Locate the lines where "deux" occurs and copy them as they stand.

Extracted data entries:

********************

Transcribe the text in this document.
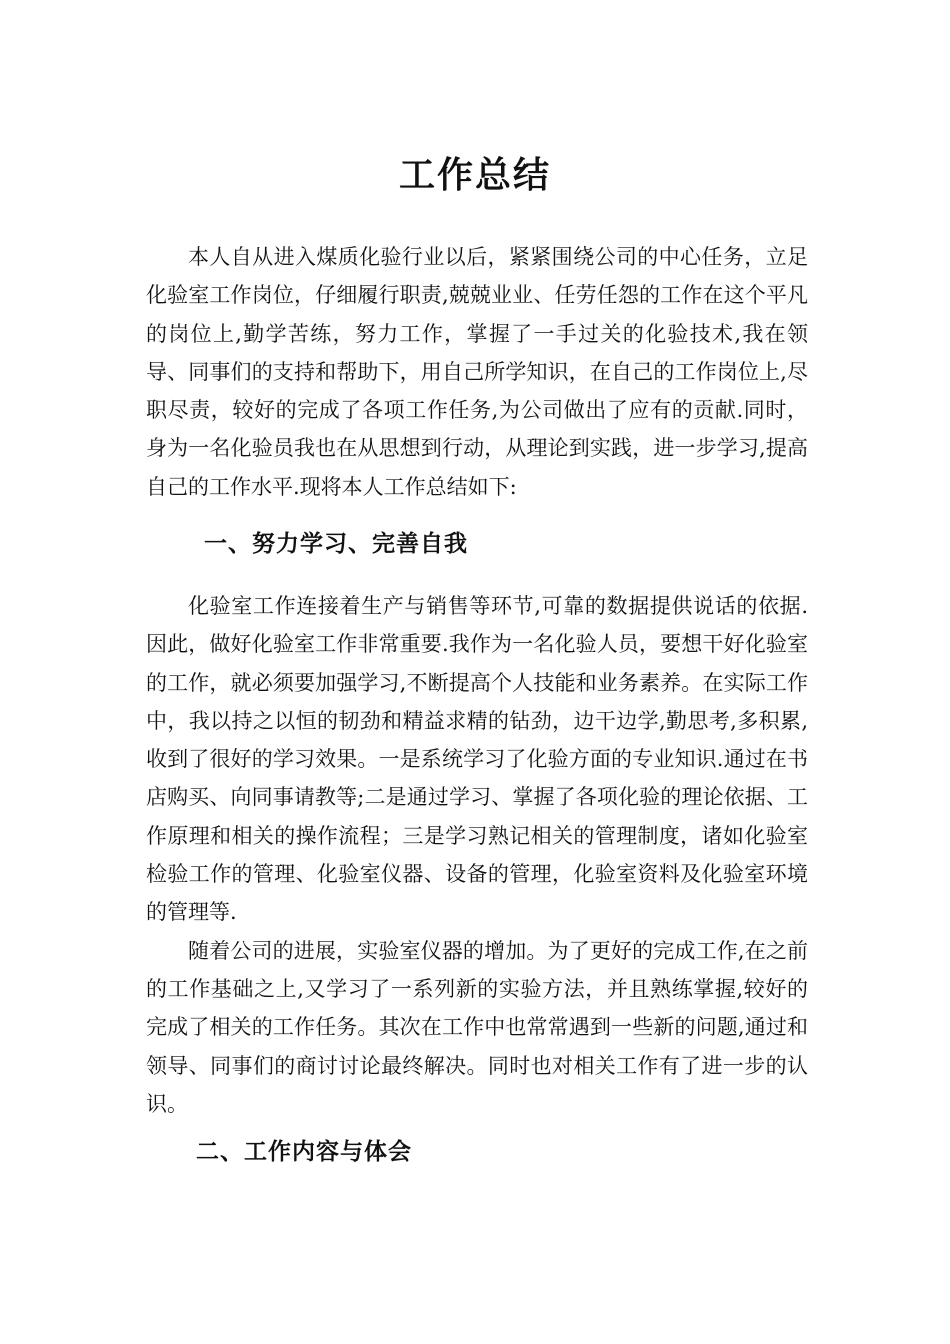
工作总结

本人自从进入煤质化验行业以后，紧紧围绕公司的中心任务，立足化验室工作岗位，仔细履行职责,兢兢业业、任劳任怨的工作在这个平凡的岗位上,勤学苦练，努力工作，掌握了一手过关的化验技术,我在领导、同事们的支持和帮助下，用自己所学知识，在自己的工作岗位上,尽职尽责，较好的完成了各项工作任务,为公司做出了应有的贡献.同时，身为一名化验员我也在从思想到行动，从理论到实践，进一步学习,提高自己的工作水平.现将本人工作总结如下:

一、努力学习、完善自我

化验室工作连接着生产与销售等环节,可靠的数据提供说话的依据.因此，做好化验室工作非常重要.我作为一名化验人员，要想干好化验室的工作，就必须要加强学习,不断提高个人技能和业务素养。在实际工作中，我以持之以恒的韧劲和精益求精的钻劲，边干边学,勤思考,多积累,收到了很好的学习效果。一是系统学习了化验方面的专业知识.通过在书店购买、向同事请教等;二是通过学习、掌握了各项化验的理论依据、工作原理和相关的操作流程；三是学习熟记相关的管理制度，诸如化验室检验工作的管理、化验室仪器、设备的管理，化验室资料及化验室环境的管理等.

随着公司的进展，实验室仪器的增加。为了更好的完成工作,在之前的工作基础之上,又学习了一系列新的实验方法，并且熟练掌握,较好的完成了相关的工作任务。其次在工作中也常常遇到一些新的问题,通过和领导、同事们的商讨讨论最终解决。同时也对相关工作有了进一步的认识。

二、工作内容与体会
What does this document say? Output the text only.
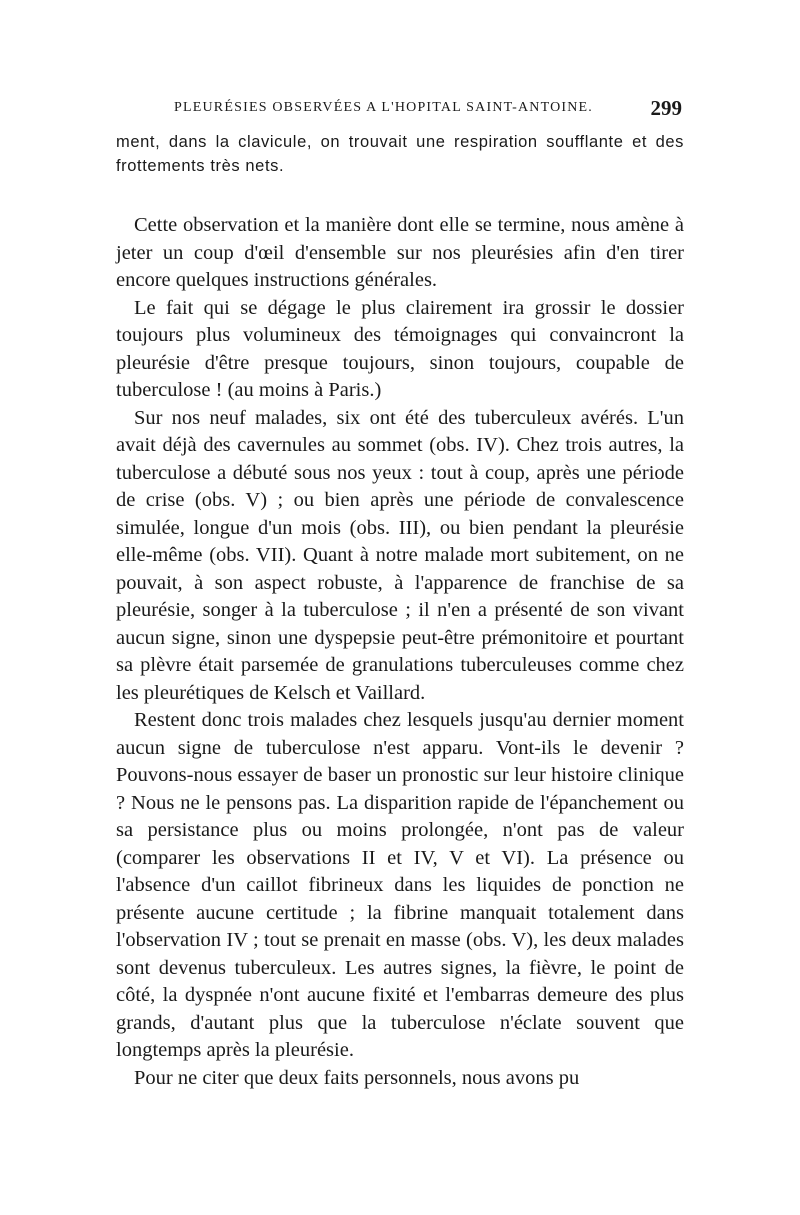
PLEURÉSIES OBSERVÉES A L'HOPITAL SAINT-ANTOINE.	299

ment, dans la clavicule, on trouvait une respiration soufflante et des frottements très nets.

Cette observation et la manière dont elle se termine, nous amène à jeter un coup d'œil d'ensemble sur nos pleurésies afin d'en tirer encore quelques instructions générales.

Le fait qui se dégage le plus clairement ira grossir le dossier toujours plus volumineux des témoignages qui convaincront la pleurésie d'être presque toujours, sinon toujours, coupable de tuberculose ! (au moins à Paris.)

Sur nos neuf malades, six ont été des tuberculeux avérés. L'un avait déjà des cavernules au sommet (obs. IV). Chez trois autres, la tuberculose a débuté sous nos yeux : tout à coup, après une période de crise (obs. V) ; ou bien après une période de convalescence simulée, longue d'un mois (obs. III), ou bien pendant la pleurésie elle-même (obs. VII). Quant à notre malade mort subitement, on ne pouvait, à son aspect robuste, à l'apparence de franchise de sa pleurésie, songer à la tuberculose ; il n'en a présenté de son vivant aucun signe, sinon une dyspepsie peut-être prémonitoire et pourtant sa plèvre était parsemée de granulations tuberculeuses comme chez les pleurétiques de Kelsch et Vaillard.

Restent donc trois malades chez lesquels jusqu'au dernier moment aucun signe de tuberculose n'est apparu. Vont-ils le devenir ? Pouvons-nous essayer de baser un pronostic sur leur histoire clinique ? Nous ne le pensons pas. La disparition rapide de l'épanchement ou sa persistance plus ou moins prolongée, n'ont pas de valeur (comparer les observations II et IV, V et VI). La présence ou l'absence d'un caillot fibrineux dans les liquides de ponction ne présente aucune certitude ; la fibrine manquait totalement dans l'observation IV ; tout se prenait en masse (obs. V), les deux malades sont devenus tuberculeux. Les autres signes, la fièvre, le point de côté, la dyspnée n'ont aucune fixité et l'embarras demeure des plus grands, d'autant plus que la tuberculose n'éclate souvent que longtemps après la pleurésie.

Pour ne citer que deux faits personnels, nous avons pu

********************

▶ **Output of the task**
Restent donc trois malades chez lesquels jusqu'au dernier moment aucun signe de tuberculose n'est apparu. Vont-ils le devenir ? Pouvons-nous essayer de baser un pronostic sur leur histoire clinique ? Nous ne le pensons pas. La disparition rapide de l'épanchement ou sa persistance plus ou moins prolongée, n'ont pas de valeur (comparer les observations II et IV, V et VI). La présence ou l'absence d'un caillot fibrineux dans les liquides de ponction ne présente aucune certitude ; la fibrine manquait totalement dans l'observation IV ; tout se prenait en masse (obs. V), les deux malades sont devenus tuberculeux. Les autres signes, la fièvre, le point de côté, la dyspnée n'ont aucune fixité et l'embarras demeure des plus grands, d'autant plus que la tuberculose n'éclate souvent que longtemps après la pleurésie.
Pour ne citer que deux faits personnels, nous avons pu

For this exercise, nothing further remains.